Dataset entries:
+===+

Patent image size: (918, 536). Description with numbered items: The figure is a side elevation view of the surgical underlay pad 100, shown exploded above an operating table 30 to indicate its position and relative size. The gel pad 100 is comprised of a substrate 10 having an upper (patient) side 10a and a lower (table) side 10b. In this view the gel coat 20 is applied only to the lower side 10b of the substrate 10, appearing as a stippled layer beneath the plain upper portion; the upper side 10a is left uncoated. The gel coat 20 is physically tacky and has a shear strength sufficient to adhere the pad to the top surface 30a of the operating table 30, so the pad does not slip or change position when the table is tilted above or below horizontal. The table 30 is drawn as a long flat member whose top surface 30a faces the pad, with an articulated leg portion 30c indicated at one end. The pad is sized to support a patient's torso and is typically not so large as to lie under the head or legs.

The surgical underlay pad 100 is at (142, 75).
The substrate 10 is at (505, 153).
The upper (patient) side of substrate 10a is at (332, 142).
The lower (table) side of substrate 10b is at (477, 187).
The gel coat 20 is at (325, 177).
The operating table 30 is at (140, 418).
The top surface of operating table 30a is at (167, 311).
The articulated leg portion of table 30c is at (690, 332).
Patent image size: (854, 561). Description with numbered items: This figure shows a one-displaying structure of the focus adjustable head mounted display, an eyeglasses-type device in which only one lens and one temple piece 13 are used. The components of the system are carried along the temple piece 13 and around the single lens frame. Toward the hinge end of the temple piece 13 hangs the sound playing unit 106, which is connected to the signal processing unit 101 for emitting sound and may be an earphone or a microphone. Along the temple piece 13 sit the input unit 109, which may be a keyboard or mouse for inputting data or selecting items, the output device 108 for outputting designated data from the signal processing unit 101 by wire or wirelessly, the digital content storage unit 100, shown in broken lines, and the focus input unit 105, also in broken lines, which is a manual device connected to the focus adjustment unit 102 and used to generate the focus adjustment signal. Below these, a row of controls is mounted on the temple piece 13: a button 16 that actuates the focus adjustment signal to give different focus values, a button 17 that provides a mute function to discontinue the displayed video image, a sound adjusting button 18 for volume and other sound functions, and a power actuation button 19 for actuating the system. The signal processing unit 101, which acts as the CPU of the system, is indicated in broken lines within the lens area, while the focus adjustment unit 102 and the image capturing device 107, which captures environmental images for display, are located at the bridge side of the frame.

+===+

→ **What is expected**
Output every line of these records as a numbered list, omitting the blank lines.

→ **Correct answer**
1. Patent image size: (918, 536). Description with numbered items: The figure is a side elevation view of the surgical underlay pad 100, shown exploded above an operating table 30 to indicate its position and relative size. The gel pad 100 is comprised of a substrate 10 having an upper (patient) side 10a and a lower (table) side 10b. In this view the gel coat 20 is applied only to the lower side 10b of the substrate 10, appearing as a stippled layer beneath the plain upper portion; the upper side 10a is left uncoated. The gel coat 20 is physically tacky and has a shear strength sufficient to adhere the pad to the top surface 30a of the operating table 30, so the pad does not slip or change position when the table is tilted above or below horizontal. The table 30 is drawn as a long flat member whose top surface 30a faces the pad, with an articulated leg portion 30c indicated at one end. The pad is sized to support a patient's torso and is typically not so large as to lie under the head or legs.
2. The surgical underlay pad 100 is at (142, 75).
3. The substrate 10 is at (505, 153).
4. The upper (patient) side of substrate 10a is at (332, 142).
5. The lower (table) side of substrate 10b is at (477, 187).
6. The gel coat 20 is at (325, 177).
7. The operating table 30 is at (140, 418).
8. The top surface of operating table 30a is at (167, 311).
9. The articulated leg portion of table 30c is at (690, 332).
10. Patent image size: (854, 561). Description with numbered items: This figure shows a one-displaying structure of the focus adjustable head mounted display, an eyeglasses-type device in which only one lens and one temple piece 13 are used. The components of the system are carried along the temple piece 13 and around the single lens frame. Toward the hinge end of the temple piece 13 hangs the sound playing unit 106, which is connected to the signal processing unit 101 for emitting sound and may be an earphone or a microphone. Along the temple piece 13 sit the input unit 109, which may be a keyboard or mouse for inputting data or selecting items, the output device 108 for outputting designated data from the signal processing unit 101 by wire or wirelessly, the digital content storage unit 100, shown in broken lines, and the focus input unit 105, also in broken lines, which is a manual device connected to the focus adjustment unit 102 and used to generate the focus adjustment signal. Below these, a row of controls is mounted on the temple piece 13: a button 16 that actuates the focus adjustment signal to give different focus values, a button 17 that provides a mute function to discontinue the displayed video image, a sound adjusting button 18 for volume and other sound functions, and a power actuation button 19 for actuating the system. The signal processing unit 101, which acts as the CPU of the system, is indicated in broken lines within the lens area, while the focus adjustment unit 102 and the image capturing device 107, which captures environmental images for display, are located at the bridge side of the frame.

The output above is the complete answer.